▶ _Task instructions_:
Collect all lines from the records below that include the word "Watercolor".

════════════════════

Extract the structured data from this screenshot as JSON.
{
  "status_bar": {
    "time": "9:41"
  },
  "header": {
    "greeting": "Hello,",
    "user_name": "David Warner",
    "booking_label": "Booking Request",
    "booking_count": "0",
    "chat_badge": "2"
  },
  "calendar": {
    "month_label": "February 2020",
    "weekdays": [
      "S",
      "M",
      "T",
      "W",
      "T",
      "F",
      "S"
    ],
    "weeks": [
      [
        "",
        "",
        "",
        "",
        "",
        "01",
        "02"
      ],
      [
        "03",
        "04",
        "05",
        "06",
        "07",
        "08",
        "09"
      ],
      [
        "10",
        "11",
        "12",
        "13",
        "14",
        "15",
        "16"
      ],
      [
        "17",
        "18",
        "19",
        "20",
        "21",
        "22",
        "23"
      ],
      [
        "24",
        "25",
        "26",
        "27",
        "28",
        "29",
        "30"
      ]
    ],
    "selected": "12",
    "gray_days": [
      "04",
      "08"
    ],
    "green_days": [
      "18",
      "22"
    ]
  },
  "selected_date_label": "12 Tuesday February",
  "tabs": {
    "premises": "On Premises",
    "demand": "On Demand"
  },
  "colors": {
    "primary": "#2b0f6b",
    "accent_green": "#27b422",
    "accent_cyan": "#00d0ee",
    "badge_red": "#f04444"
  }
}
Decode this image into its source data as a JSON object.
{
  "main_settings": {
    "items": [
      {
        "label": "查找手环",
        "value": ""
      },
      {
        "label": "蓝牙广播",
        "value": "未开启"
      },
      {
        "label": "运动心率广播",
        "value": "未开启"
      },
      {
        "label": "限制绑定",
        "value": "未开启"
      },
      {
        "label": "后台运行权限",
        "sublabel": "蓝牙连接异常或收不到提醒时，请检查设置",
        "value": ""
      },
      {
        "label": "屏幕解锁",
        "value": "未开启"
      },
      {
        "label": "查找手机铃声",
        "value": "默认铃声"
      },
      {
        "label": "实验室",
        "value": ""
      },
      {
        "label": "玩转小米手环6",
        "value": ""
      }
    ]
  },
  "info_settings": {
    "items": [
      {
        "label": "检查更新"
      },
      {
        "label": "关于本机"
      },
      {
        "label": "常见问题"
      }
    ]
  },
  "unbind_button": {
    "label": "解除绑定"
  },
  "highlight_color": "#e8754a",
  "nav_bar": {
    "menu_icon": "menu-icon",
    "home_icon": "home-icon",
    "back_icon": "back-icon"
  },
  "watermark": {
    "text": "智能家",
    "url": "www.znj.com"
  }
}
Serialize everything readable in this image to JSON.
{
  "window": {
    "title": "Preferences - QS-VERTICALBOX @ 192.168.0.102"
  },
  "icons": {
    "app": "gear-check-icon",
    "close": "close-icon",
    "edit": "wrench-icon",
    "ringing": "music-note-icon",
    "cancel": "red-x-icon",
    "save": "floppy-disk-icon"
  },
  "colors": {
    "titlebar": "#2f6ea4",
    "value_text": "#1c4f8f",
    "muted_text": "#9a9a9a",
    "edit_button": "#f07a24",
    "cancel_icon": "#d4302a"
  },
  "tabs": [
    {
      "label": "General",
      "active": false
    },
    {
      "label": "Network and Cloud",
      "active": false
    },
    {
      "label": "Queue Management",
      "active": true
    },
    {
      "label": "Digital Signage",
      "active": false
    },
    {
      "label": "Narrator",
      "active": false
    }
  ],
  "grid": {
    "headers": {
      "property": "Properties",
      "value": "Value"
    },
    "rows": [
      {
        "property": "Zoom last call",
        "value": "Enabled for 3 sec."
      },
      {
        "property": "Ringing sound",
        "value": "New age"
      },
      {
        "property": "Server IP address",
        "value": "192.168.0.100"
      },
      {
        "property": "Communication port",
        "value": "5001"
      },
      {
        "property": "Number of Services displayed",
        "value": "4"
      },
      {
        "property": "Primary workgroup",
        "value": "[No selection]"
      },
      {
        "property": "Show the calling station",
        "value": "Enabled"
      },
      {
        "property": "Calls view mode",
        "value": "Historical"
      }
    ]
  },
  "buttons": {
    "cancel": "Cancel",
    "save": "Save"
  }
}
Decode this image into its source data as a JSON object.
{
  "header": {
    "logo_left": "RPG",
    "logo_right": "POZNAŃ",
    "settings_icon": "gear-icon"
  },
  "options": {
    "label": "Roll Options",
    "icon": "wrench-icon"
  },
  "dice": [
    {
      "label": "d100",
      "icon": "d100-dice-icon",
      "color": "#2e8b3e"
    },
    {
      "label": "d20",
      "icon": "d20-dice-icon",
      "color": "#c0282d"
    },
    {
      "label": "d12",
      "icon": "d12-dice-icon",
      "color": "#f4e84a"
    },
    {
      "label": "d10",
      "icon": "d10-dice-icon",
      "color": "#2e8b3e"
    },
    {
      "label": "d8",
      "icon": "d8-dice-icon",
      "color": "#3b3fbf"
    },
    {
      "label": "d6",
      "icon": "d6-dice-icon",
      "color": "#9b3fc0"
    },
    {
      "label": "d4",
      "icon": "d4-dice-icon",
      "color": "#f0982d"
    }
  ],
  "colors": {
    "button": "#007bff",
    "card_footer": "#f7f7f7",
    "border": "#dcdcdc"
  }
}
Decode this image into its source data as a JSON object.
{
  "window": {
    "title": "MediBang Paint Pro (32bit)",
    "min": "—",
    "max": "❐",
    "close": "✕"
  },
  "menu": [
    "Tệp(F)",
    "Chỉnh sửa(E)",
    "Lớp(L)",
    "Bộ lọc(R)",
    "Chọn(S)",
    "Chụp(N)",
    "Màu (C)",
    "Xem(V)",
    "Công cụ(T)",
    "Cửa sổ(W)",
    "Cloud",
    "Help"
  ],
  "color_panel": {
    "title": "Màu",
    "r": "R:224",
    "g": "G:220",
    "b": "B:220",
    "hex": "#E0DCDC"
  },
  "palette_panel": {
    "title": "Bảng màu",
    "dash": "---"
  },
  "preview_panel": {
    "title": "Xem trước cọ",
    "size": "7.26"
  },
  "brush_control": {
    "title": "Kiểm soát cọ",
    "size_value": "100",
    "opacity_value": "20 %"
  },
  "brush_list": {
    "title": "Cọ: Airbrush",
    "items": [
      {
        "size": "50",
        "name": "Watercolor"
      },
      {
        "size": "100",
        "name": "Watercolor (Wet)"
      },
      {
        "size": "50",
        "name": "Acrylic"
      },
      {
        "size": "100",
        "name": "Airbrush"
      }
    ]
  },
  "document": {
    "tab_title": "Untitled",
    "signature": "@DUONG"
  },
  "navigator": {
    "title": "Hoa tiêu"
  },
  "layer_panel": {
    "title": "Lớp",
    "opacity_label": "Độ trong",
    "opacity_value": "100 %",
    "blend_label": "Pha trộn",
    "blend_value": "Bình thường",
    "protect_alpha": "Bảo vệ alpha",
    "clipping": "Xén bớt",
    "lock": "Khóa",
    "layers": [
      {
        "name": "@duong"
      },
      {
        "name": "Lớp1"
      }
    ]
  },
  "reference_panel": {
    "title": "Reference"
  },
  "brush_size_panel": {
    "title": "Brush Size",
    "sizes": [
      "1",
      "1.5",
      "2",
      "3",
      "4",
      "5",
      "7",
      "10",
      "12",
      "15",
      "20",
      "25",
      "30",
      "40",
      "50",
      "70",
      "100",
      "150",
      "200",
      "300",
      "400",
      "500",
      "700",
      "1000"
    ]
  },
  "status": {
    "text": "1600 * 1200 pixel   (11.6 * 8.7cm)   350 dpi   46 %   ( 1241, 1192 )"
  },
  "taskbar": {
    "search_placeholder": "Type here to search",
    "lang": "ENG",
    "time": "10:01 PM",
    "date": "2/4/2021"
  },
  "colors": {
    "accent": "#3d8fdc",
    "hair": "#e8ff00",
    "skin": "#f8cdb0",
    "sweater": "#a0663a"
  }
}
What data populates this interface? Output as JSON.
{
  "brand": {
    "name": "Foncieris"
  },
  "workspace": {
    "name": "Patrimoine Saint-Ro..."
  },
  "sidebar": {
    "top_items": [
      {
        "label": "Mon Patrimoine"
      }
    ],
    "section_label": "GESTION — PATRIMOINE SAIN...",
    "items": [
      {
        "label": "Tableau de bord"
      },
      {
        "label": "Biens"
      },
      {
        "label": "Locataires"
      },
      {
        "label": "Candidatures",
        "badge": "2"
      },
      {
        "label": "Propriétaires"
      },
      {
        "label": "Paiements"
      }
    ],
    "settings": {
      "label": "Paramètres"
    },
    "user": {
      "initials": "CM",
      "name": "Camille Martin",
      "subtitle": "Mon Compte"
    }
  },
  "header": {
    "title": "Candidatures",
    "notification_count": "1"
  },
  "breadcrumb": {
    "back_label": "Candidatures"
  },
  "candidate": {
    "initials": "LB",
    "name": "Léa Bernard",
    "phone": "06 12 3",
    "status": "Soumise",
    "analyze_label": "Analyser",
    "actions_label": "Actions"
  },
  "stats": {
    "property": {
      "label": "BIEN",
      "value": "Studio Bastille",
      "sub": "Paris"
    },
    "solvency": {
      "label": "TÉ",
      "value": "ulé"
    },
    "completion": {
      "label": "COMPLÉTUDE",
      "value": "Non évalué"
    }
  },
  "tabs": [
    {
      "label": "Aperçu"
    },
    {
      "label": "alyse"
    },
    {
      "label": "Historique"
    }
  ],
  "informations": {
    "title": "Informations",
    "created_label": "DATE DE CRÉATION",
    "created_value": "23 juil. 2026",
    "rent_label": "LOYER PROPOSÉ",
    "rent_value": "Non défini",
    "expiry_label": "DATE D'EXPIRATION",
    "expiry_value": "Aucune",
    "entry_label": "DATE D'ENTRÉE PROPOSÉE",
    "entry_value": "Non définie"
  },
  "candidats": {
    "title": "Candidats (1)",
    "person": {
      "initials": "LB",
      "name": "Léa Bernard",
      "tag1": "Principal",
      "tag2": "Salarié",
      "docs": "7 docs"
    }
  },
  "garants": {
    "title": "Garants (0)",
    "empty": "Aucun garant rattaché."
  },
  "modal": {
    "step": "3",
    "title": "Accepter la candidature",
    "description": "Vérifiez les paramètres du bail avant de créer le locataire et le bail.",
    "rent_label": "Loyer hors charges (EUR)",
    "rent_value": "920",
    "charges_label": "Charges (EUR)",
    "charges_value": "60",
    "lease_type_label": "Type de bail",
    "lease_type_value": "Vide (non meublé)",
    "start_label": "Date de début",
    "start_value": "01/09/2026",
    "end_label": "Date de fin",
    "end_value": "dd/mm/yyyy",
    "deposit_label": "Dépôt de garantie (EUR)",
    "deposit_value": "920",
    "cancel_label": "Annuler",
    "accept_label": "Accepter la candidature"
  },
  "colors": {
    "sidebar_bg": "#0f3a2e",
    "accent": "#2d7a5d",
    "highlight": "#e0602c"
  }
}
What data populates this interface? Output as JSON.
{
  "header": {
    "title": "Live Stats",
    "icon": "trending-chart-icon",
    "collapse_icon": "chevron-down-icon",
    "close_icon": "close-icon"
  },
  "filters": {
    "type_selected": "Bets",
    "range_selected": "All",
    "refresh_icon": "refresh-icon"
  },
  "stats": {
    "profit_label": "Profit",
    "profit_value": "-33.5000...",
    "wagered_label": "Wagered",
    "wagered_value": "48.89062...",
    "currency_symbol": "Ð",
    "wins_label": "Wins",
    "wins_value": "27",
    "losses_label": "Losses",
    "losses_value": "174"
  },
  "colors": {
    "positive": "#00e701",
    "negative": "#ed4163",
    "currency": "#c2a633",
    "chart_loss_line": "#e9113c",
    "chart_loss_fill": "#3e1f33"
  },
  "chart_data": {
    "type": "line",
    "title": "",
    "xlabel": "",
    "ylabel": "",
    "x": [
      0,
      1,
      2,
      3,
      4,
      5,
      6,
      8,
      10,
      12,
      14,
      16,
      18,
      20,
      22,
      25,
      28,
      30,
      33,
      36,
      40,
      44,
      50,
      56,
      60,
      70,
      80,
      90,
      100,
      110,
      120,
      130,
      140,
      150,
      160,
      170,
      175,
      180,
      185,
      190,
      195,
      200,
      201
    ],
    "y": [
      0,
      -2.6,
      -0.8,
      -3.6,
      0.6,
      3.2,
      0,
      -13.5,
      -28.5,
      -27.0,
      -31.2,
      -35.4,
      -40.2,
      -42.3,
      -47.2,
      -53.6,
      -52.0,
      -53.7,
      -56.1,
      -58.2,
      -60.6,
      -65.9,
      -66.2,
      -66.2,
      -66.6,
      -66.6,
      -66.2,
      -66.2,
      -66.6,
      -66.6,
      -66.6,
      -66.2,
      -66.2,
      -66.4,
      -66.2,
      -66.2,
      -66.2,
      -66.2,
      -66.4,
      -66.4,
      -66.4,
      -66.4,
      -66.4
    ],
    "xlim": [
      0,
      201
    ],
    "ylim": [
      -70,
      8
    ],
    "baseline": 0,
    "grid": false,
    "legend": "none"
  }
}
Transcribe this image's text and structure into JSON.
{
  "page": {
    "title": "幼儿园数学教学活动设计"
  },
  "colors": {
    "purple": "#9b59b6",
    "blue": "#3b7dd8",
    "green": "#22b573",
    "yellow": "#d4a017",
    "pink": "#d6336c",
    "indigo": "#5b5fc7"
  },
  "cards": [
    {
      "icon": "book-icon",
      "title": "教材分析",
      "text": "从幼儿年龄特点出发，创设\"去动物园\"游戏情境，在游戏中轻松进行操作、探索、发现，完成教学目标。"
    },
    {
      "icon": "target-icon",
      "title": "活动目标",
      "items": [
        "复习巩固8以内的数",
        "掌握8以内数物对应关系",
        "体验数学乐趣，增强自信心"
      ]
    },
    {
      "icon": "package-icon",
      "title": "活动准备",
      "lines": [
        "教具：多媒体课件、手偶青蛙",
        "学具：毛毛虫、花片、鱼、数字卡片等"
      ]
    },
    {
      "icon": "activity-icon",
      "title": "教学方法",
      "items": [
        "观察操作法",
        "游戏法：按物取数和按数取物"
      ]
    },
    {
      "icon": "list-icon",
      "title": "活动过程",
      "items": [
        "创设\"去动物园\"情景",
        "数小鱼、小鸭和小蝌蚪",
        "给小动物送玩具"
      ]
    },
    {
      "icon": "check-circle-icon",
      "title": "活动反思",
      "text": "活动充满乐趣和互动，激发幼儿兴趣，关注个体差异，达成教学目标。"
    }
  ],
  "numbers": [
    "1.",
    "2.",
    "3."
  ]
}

════════════════════

▶ _Response to the task_:
        "name": "Watercolor"
        "name": "Watercolor (Wet)"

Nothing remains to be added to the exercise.